## START SOURCE DATA

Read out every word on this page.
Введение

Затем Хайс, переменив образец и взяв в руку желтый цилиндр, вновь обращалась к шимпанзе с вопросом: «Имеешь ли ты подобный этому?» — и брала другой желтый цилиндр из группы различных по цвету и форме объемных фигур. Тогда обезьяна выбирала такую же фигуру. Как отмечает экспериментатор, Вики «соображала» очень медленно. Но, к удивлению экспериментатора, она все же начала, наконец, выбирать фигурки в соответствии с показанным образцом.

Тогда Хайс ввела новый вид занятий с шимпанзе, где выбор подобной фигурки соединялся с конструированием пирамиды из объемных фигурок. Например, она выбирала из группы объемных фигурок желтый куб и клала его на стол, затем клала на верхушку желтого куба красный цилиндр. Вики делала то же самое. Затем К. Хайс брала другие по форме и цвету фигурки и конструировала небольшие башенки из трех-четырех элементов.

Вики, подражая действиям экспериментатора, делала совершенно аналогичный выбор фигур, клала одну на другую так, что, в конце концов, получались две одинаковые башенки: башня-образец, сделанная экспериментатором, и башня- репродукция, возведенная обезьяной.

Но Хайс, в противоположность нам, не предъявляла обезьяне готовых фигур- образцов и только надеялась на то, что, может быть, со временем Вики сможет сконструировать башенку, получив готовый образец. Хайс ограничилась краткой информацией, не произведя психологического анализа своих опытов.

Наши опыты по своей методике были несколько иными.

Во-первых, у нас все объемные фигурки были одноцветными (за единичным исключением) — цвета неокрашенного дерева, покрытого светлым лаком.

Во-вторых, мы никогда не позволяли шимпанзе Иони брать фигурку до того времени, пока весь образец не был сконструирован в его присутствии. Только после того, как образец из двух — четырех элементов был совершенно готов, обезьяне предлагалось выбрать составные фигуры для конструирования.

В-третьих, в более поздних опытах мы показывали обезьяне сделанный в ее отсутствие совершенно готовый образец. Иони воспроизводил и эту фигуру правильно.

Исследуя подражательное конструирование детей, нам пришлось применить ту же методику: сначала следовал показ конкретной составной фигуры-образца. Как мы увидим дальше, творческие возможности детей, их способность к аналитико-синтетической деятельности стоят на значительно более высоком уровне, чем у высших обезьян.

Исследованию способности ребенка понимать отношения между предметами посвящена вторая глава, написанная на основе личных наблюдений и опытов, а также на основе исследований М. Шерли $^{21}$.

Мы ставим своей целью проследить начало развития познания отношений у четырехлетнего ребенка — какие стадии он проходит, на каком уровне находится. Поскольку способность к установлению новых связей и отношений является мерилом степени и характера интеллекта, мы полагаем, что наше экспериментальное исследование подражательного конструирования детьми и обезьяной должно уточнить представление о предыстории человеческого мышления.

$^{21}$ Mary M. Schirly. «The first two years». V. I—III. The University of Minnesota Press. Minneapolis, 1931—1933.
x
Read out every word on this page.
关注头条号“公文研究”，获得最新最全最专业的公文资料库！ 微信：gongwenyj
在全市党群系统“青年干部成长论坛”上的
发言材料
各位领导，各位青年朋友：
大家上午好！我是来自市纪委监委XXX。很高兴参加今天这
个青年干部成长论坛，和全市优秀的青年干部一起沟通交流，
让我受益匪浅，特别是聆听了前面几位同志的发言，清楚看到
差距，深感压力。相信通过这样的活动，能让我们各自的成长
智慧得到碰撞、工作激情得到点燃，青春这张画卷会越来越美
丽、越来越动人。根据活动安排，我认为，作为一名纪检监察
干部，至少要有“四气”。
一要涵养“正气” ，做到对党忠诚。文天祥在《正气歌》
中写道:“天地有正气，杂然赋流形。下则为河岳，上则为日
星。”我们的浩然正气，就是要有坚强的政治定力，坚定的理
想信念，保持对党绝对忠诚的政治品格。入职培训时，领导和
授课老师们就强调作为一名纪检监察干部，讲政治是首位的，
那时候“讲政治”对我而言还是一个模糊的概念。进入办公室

## END SOURCE DATA

- [AIM OF THE EXERCISE]: Write the material out again word for word.

- [SOLUTION TO THIS EXERCISE]:
Read out every word on this page.
Введение

Затем Хайс, переменив образец и взяв в руку желтый цилиндр, вновь обращалась к шимпанзе с вопросом: «Имеешь ли ты подобный этому?» — и брала другой желтый цилиндр из группы различных по цвету и форме объемных фигур. Тогда обезьяна выбирала такую же фигуру. Как отмечает экспериментатор, Вики «соображала» очень медленно. Но, к удивлению экспериментатора, она все же начала, наконец, выбирать фигурки в соответствии с показанным образцом.

Тогда Хайс ввела новый вид занятий с шимпанзе, где выбор подобной фигурки соединялся с конструированием пирамиды из объемных фигурок. Например, она выбирала из группы объемных фигурок желтый куб и клала его на стол, затем клала на верхушку желтого куба красный цилиндр. Вики делала то же самое. Затем К. Хайс брала другие по форме и цвету фигурки и конструировала небольшие башенки из трех-четырех элементов.

Вики, подражая действиям экспериментатора, делала совершенно аналогичный выбор фигур, клала одну на другую так, что, в конце концов, получались две одинаковые башенки: башня-образец, сделанная экспериментатором, и башня- репродукция, возведенная обезьяной.

Но Хайс, в противоположность нам, не предъявляла обезьяне готовых фигур- образцов и только надеялась на то, что, может быть, со временем Вики сможет сконструировать башенку, получив готовый образец. Хайс ограничилась краткой информацией, не произведя психологического анализа своих опытов.

Наши опыты по своей методике были несколько иными.

Во-первых, у нас все объемные фигурки были одноцветными (за единичным исключением) — цвета неокрашенного дерева, покрытого светлым лаком.

Во-вторых, мы никогда не позволяли шимпанзе Иони брать фигурку до того времени, пока весь образец не был сконструирован в его присутствии. Только после того, как образец из двух — четырех элементов был совершенно готов, обезьяне предлагалось выбрать составные фигуры для конструирования.

В-третьих, в более поздних опытах мы показывали обезьяне сделанный в ее отсутствие совершенно готовый образец. Иони воспроизводил и эту фигуру правильно.

Исследуя подражательное конструирование детей, нам пришлось применить ту же методику: сначала следовал показ конкретной составной фигуры-образца. Как мы увидим дальше, творческие возможности детей, их способность к аналитико-синтетической деятельности стоят на значительно более высоком уровне, чем у высших обезьян.

Исследованию способности ребенка понимать отношения между предметами посвящена вторая глава, написанная на основе личных наблюдений и опытов, а также на основе исследований М. Шерли $^{21}$.

Мы ставим своей целью проследить начало развития познания отношений у четырехлетнего ребенка — какие стадии он проходит, на каком уровне находится. Поскольку способность к установлению новых связей и отношений является мерилом степени и характера интеллекта, мы полагаем, что наше экспериментальное исследование подражательного конструирования детьми и обезьяной должно уточнить представление о предыстории человеческого мышления.

$^{21}$ Mary M. Schirly. «The first two years». V. I—III. The University of Minnesota Press. Minneapolis, 1931—1933.
x
Read out every word on this page.
关注头条号“公文研究”，获得最新最全最专业的公文资料库！ 微信：gongwenyj
在全市党群系统“青年干部成长论坛”上的
发言材料
各位领导，各位青年朋友：
大家上午好！我是来自市纪委监委XXX。很高兴参加今天这
个青年干部成长论坛，和全市优秀的青年干部一起沟通交流，
让我受益匪浅，特别是聆听了前面几位同志的发言，清楚看到
差距，深感压力。相信通过这样的活动，能让我们各自的成长
智慧得到碰撞、工作激情得到点燃，青春这张画卷会越来越美
丽、越来越动人。根据活动安排，我认为，作为一名纪检监察
干部，至少要有“四气”。
一要涵养“正气” ，做到对党忠诚。文天祥在《正气歌》
中写道:“天地有正气，杂然赋流形。下则为河岳，上则为日
星。”我们的浩然正气，就是要有坚强的政治定力，坚定的理
想信念，保持对党绝对忠诚的政治品格。入职培训时，领导和
授课老师们就强调作为一名纪检监察干部，讲政治是首位的，
那时候“讲政治”对我而言还是一个模糊的概念。进入办公室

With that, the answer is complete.